Return each line in the records below that includes "uncatalyzed".

Content starts

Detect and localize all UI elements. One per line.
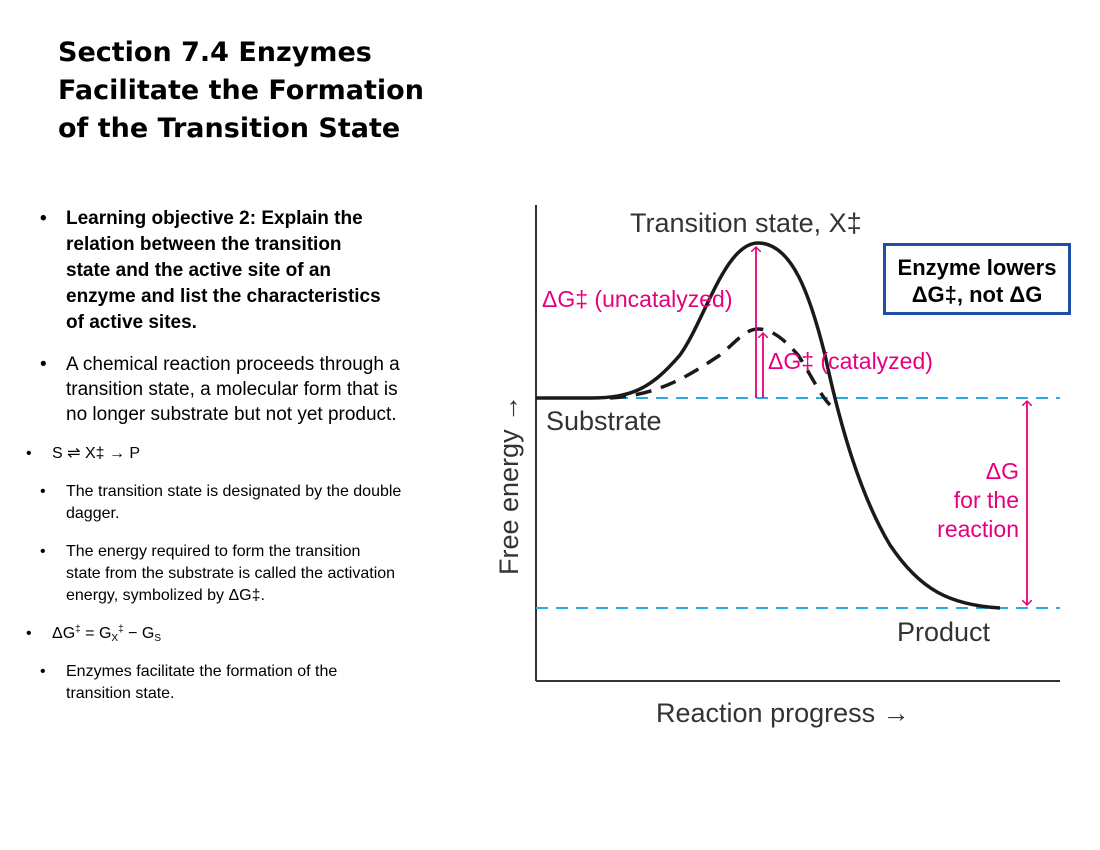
enzyme-line-2: transition state. (66, 685, 175, 702)
uncatalyzed-curve (536, 241, 1001, 610)
catalyzed-curve (609, 327, 832, 407)
eq-minus-g: − G (123, 625, 155, 642)
lo-line-3: state and the active site of an (66, 260, 332, 281)
eq-dagger-2: ‡ (118, 624, 124, 635)
eq-s-subscript: S (154, 633, 161, 644)
bullet-dot-icon: • (40, 208, 47, 229)
energy-line-3: energy, symbolized by ΔG‡. (66, 587, 265, 604)
bullet-dot-icon: • (26, 625, 32, 642)
energy-line-2: state from the substrate is called the a… (66, 565, 396, 582)
uncatalyzed-label: ΔG‡ (uncatalyzed) (542, 286, 733, 312)
transition-state-label: Transition state, X‡ (630, 208, 862, 238)
bullet-dot-icon: • (40, 483, 46, 500)
activation-energy-equation: ΔG‡ = GX‡ − GS (52, 623, 161, 645)
enzyme-bullet: • Enzymes facilitate the formation of th… (26, 661, 481, 705)
enzyme-callout-box: Enzyme lowers ΔG‡, not ΔG (883, 243, 1071, 315)
x-axis-label: Reaction progress → (656, 698, 910, 728)
lo-line-4: enzyme and list the characteristics (66, 286, 381, 307)
learning-objective-bullet: • Learning objective 2: Explain the rela… (26, 206, 481, 336)
lo-line-5: of active sites. (66, 312, 197, 333)
bullet-dot-icon: • (40, 663, 46, 680)
y-axis-label: Free energy → (494, 395, 524, 575)
catalyzed-label: ΔG‡ (catalyzed) (768, 348, 933, 374)
substrate-label: Substrate (546, 406, 662, 436)
dagger-line-2: dagger. (66, 505, 120, 522)
slide-title: Section 7.4 Enzymes Facilitate the Forma… (58, 34, 478, 148)
reaction-bullet: • A chemical reaction proceeds through a… (26, 352, 481, 427)
eq-equals-g: = G (80, 625, 112, 642)
reaction-line-3: no longer substrate but not yet product. (66, 404, 397, 425)
reaction-equation: S ⇌ X‡ → P (52, 445, 141, 462)
product-label: Product (897, 617, 991, 647)
delta-g-label-2: for the (954, 487, 1019, 513)
equation-bullet: • S ⇌ X‡ → P (26, 443, 481, 465)
eq-delta-g: ΔG (52, 625, 76, 642)
energy-bullet: • The energy required to form the transi… (26, 541, 481, 607)
energy-line-1: The energy required to form the transiti… (66, 543, 361, 560)
callout-line-2: ΔG‡, not ΔG (911, 282, 1043, 307)
lo-line-2: relation between the transition (66, 234, 342, 255)
title-line-1: Section 7.4 Enzymes (58, 37, 372, 68)
dagger-line-1: The transition state is designated by th… (66, 483, 402, 500)
eq-x-subscript: X (111, 633, 119, 644)
enzyme-line-1: Enzymes facilitate the formation of the (66, 663, 338, 680)
title-line-3: of the Transition State (58, 113, 401, 144)
callout-line-1: Enzyme lowers (897, 255, 1057, 280)
bullet-dot-icon: • (40, 543, 46, 560)
lo-line-1: Learning objective 2: Explain the (66, 208, 363, 229)
delta-g-label-1: ΔG (986, 458, 1019, 484)
delta-g-label-3: reaction (937, 516, 1019, 542)
reaction-line-2: transition state, a molecular form that … (66, 379, 398, 400)
bullet-list: • Learning objective 2: Explain the rela… (26, 206, 481, 721)
activation-energy-equation-bullet: • ΔG‡ = GX‡ − GS (26, 623, 481, 645)
reaction-line-1: A chemical reaction proceeds through a (66, 354, 400, 375)
dagger-bullet: • The transition state is designated by … (26, 481, 481, 525)
bullet-dot-icon: • (40, 354, 47, 375)
title-line-2: Facilitate the Formation (58, 75, 424, 106)
eq-dagger: ‡ (75, 624, 81, 635)
bullet-dot-icon: • (26, 445, 32, 462)
energy-diagram: Transition state, X‡ ΔG‡ (uncatalyzed) Δ… (494, 205, 1060, 728)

Content ends

▸ Result of the exercise:
uncatalyzed-curve (536, 241, 1001, 610)
uncatalyzed-label: ΔG‡ (uncatalyzed) (542, 286, 733, 312)
energy-diagram: Transition state, X‡ ΔG‡ (uncatalyzed) Δ… (494, 205, 1060, 728)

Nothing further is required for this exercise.